#### [Exercise]
Reproduce the material in full, exactly as written.

#### [Provided records]
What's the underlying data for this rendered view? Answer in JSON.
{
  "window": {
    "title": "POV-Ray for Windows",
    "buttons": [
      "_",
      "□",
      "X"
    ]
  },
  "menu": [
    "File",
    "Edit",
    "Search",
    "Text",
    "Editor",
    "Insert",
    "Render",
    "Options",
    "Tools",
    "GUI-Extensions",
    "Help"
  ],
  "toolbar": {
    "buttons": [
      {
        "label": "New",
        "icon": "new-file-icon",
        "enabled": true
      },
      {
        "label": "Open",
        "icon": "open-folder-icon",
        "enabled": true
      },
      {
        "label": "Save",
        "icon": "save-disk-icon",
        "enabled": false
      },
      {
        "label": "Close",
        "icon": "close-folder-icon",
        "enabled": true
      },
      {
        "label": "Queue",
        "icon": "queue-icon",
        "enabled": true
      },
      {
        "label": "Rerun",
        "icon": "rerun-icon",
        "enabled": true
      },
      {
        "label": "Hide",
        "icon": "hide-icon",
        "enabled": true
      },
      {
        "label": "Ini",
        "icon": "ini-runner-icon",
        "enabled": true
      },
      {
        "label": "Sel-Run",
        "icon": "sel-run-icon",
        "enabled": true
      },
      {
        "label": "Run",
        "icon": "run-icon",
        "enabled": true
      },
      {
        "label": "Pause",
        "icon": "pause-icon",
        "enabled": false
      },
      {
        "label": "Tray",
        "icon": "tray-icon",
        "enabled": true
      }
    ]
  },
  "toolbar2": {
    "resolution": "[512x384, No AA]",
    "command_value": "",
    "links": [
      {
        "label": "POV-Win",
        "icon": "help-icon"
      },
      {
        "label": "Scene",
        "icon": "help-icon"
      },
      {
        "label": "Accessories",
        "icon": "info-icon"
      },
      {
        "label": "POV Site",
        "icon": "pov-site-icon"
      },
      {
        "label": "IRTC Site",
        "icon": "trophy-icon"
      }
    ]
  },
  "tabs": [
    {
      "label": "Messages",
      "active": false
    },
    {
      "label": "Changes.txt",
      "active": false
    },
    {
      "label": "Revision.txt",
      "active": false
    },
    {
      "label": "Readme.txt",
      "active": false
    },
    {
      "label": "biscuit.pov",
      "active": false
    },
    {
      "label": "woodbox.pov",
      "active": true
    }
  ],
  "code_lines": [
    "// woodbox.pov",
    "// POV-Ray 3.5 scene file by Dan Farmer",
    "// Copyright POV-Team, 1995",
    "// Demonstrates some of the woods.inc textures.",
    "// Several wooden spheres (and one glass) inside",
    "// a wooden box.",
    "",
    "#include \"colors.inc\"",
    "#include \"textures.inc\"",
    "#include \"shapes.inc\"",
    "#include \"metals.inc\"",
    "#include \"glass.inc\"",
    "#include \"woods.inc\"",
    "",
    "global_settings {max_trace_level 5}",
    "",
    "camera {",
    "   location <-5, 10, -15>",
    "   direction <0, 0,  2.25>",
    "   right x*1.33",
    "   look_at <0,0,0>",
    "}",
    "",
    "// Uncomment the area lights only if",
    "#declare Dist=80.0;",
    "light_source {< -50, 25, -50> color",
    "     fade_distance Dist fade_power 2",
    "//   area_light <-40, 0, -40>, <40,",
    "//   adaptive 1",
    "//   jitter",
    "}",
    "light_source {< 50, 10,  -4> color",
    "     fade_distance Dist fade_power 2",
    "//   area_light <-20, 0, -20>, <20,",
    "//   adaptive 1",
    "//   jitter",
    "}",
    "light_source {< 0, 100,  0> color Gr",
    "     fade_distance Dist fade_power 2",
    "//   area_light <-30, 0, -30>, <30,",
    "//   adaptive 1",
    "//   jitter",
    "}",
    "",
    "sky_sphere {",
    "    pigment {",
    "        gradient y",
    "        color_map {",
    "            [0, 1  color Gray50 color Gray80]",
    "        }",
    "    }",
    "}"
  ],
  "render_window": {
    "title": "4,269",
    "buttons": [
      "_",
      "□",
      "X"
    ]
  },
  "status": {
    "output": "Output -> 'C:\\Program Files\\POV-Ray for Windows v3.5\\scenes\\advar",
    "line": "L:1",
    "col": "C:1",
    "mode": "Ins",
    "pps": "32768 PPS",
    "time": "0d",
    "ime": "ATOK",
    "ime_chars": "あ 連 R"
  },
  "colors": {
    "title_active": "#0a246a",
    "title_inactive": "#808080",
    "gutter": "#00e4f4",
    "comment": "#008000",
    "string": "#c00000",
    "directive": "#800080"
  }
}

#### [Exercise result]
What's the underlying data for this rendered view? Answer in JSON.
{
  "window": {
    "title": "POV-Ray for Windows",
    "buttons": [
      "_",
      "□",
      "X"
    ]
  },
  "menu": [
    "File",
    "Edit",
    "Search",
    "Text",
    "Editor",
    "Insert",
    "Render",
    "Options",
    "Tools",
    "GUI-Extensions",
    "Help"
  ],
  "toolbar": {
    "buttons": [
      {
        "label": "New",
        "icon": "new-file-icon",
        "enabled": true
      },
      {
        "label": "Open",
        "icon": "open-folder-icon",
        "enabled": true
      },
      {
        "label": "Save",
        "icon": "save-disk-icon",
        "enabled": false
      },
      {
        "label": "Close",
        "icon": "close-folder-icon",
        "enabled": true
      },
      {
        "label": "Queue",
        "icon": "queue-icon",
        "enabled": true
      },
      {
        "label": "Rerun",
        "icon": "rerun-icon",
        "enabled": true
      },
      {
        "label": "Hide",
        "icon": "hide-icon",
        "enabled": true
      },
      {
        "label": "Ini",
        "icon": "ini-runner-icon",
        "enabled": true
      },
      {
        "label": "Sel-Run",
        "icon": "sel-run-icon",
        "enabled": true
      },
      {
        "label": "Run",
        "icon": "run-icon",
        "enabled": true
      },
      {
        "label": "Pause",
        "icon": "pause-icon",
        "enabled": false
      },
      {
        "label": "Tray",
        "icon": "tray-icon",
        "enabled": true
      }
    ]
  },
  "toolbar2": {
    "resolution": "[512x384, No AA]",
    "command_value": "",
    "links": [
      {
        "label": "POV-Win",
        "icon": "help-icon"
      },
      {
        "label": "Scene",
        "icon": "help-icon"
      },
      {
        "label": "Accessories",
        "icon": "info-icon"
      },
      {
        "label": "POV Site",
        "icon": "pov-site-icon"
      },
      {
        "label": "IRTC Site",
        "icon": "trophy-icon"
      }
    ]
  },
  "tabs": [
    {
      "label": "Messages",
      "active": false
    },
    {
      "label": "Changes.txt",
      "active": false
    },
    {
      "label": "Revision.txt",
      "active": false
    },
    {
      "label": "Readme.txt",
      "active": false
    },
    {
      "label": "biscuit.pov",
      "active": false
    },
    {
      "label": "woodbox.pov",
      "active": true
    }
  ],
  "code_lines": [
    "// woodbox.pov",
    "// POV-Ray 3.5 scene file by Dan Farmer",
    "// Copyright POV-Team, 1995",
    "// Demonstrates some of the woods.inc textures.",
    "// Several wooden spheres (and one glass) inside",
    "// a wooden box.",
    "",
    "#include \"colors.inc\"",
    "#include \"textures.inc\"",
    "#include \"shapes.inc\"",
    "#include \"metals.inc\"",
    "#include \"glass.inc\"",
    "#include \"woods.inc\"",
    "",
    "global_settings {max_trace_level 5}",
    "",
    "camera {",
    "   location <-5, 10, -15>",
    "   direction <0, 0,  2.25>",
    "   right x*1.33",
    "   look_at <0,0,0>",
    "}",
    "",
    "// Uncomment the area lights only if",
    "#declare Dist=80.0;",
    "light_source {< -50, 25, -50> color",
    "     fade_distance Dist fade_power 2",
    "//   area_light <-40, 0, -40>, <40,",
    "//   adaptive 1",
    "//   jitter",
    "}",
    "light_source {< 50, 10,  -4> color",
    "     fade_distance Dist fade_power 2",
    "//   area_light <-20, 0, -20>, <20,",
    "//   adaptive 1",
    "//   jitter",
    "}",
    "light_source {< 0, 100,  0> color Gr",
    "     fade_distance Dist fade_power 2",
    "//   area_light <-30, 0, -30>, <30,",
    "//   adaptive 1",
    "//   jitter",
    "}",
    "",
    "sky_sphere {",
    "    pigment {",
    "        gradient y",
    "        color_map {",
    "            [0, 1  color Gray50 color Gray80]",
    "        }",
    "    }",
    "}"
  ],
  "render_window": {
    "title": "4,269",
    "buttons": [
      "_",
      "□",
      "X"
    ]
  },
  "status": {
    "output": "Output -> 'C:\\Program Files\\POV-Ray for Windows v3.5\\scenes\\advar",
    "line": "L:1",
    "col": "C:1",
    "mode": "Ins",
    "pps": "32768 PPS",
    "time": "0d",
    "ime": "ATOK",
    "ime_chars": "あ 連 R"
  },
  "colors": {
    "title_active": "#0a246a",
    "title_inactive": "#808080",
    "gutter": "#00e4f4",
    "comment": "#008000",
    "string": "#c00000",
    "directive": "#800080"
  }
}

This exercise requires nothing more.